- _Instructions for the task_:
Search the material for the string "wzywa" and copy each line where it occurs.

Dataset items
───

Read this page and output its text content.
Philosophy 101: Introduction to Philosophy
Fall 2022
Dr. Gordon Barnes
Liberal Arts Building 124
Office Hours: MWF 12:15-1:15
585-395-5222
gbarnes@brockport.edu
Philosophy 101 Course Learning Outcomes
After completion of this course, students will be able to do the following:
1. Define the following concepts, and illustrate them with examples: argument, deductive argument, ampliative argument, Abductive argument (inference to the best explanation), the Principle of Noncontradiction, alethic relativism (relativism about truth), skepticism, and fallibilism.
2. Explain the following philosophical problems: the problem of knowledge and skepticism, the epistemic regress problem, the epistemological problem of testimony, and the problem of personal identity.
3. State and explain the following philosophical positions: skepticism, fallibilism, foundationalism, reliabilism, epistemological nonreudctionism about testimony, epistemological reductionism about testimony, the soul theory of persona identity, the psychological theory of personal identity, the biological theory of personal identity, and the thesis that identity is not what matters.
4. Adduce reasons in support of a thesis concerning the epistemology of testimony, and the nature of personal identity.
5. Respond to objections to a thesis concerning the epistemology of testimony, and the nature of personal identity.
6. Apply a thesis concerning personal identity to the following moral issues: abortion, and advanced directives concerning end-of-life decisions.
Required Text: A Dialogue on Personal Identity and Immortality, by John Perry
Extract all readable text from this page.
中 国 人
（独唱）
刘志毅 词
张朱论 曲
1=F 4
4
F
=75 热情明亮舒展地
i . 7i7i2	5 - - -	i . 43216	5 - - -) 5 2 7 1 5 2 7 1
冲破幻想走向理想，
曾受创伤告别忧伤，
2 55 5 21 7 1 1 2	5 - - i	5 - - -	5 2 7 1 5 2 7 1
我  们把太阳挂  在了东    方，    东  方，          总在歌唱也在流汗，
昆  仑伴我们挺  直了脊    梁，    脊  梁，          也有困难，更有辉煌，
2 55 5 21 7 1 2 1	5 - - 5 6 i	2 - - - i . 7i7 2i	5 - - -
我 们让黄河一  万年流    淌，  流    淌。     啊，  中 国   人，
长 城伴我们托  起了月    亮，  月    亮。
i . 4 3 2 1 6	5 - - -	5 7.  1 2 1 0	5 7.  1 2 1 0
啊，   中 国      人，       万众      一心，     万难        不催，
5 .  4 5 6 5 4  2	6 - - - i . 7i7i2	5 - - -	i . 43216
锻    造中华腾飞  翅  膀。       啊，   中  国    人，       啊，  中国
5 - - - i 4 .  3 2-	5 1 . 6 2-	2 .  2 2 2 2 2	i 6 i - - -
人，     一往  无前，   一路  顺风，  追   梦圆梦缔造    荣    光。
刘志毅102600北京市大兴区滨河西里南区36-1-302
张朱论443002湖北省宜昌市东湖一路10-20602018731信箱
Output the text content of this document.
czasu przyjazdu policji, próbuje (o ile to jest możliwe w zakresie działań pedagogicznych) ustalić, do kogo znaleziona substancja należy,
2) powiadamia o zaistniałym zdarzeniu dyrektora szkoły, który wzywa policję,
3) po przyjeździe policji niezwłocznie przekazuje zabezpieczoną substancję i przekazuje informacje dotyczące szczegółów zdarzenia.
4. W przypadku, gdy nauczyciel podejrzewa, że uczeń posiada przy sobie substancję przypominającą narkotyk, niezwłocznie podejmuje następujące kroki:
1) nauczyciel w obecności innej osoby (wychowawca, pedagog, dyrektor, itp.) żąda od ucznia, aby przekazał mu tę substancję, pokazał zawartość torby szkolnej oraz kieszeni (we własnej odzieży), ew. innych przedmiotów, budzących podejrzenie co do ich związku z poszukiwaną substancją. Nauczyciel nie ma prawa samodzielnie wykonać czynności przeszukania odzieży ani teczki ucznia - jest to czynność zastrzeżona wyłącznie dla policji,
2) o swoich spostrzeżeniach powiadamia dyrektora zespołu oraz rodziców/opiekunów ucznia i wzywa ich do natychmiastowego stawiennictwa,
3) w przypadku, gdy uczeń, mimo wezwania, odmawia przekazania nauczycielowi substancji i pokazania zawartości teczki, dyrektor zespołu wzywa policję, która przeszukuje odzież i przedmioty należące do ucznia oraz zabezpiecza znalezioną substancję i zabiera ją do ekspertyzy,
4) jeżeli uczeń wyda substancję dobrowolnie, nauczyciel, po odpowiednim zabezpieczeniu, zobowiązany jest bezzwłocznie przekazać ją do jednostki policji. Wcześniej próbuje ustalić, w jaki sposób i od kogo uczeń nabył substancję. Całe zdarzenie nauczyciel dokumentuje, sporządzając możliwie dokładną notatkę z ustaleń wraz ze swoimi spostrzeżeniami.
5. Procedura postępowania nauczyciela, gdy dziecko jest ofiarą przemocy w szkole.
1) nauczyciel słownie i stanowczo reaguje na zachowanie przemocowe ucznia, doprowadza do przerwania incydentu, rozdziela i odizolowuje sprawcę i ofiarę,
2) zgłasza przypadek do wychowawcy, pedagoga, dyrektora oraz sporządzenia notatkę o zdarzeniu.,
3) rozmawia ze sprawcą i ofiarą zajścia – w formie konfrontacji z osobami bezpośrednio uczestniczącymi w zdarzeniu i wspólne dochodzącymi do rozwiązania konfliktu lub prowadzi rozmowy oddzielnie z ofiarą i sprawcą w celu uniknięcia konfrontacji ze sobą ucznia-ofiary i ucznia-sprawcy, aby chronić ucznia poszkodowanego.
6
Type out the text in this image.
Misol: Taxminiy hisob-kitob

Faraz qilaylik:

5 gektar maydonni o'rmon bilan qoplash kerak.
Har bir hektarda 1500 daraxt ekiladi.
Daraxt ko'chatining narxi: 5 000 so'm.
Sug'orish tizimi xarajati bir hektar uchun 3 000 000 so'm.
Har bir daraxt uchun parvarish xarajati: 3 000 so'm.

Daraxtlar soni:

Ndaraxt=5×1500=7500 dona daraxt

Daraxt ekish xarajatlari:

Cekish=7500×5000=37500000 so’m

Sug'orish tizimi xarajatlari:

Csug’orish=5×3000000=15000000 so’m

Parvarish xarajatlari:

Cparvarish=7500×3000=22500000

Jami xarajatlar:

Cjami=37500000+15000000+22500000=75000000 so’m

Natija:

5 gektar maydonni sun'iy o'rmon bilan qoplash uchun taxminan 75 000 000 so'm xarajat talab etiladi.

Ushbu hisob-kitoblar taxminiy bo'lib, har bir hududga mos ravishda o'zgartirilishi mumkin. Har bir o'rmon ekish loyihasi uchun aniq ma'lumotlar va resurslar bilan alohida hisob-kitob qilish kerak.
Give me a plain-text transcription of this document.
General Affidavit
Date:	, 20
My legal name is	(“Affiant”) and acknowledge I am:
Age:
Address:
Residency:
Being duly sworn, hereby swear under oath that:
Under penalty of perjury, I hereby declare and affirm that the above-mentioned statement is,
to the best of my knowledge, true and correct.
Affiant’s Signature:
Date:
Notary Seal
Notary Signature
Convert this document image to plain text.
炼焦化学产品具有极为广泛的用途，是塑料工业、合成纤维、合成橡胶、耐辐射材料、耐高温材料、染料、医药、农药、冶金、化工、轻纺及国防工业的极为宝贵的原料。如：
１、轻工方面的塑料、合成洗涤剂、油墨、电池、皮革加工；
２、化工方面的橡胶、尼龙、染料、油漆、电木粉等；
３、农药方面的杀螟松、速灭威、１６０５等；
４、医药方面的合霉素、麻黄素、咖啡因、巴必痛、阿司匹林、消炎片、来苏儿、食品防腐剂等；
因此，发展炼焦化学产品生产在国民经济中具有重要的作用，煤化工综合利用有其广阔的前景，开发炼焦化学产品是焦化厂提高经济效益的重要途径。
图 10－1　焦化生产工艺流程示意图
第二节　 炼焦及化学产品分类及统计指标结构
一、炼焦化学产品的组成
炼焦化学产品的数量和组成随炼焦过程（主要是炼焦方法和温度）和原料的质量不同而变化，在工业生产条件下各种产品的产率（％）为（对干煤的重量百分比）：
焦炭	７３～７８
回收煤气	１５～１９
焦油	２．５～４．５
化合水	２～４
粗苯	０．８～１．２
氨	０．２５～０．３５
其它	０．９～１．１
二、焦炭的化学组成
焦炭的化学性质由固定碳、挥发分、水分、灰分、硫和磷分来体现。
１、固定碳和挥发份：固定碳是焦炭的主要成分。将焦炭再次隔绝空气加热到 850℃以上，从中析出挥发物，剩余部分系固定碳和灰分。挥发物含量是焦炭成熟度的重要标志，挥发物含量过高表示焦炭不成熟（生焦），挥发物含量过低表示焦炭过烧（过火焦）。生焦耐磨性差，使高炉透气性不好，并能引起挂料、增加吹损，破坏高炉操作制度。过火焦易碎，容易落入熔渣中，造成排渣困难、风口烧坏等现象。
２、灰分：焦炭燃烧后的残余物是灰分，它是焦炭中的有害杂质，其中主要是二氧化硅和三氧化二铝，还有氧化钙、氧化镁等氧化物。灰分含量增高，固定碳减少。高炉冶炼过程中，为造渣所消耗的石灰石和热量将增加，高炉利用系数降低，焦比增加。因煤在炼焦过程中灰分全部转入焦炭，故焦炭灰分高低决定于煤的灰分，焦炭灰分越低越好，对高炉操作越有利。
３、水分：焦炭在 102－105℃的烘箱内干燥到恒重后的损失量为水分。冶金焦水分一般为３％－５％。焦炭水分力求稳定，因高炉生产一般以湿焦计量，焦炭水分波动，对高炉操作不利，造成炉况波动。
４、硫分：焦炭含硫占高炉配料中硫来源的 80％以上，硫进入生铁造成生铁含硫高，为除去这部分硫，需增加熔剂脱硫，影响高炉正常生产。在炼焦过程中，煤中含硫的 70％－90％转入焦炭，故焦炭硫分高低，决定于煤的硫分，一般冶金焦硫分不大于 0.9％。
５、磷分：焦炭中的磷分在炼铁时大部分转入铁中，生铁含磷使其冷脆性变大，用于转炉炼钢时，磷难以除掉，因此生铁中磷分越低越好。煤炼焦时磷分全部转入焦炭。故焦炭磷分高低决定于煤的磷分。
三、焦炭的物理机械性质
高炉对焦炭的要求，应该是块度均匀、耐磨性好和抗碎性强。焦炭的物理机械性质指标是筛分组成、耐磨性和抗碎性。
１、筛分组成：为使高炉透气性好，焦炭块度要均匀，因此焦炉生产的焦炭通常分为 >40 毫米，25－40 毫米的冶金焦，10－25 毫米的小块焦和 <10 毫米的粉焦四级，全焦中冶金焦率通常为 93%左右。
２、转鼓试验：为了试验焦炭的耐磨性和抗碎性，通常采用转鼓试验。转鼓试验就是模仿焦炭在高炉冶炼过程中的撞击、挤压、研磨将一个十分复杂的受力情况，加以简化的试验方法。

───

- _Output of the task_:
2) powiadamia o zaistniałym zdarzeniu dyrektora szkoły, który wzywa policję,
2) o swoich spostrzeżeniach powiadamia dyrektora zespołu oraz rodziców/opiekunów ucznia i wzywa ich do natychmiastowego stawiennictwa,
3) w przypadku, gdy uczeń, mimo wezwania, odmawia przekazania nauczycielowi substancji i pokazania zawartości teczki, dyrektor zespołu wzywa policję, która przeszukuje odzież i przedmioty należące do ucznia oraz zabezpiecza znalezioną substancję i zabiera ją do ekspertyzy,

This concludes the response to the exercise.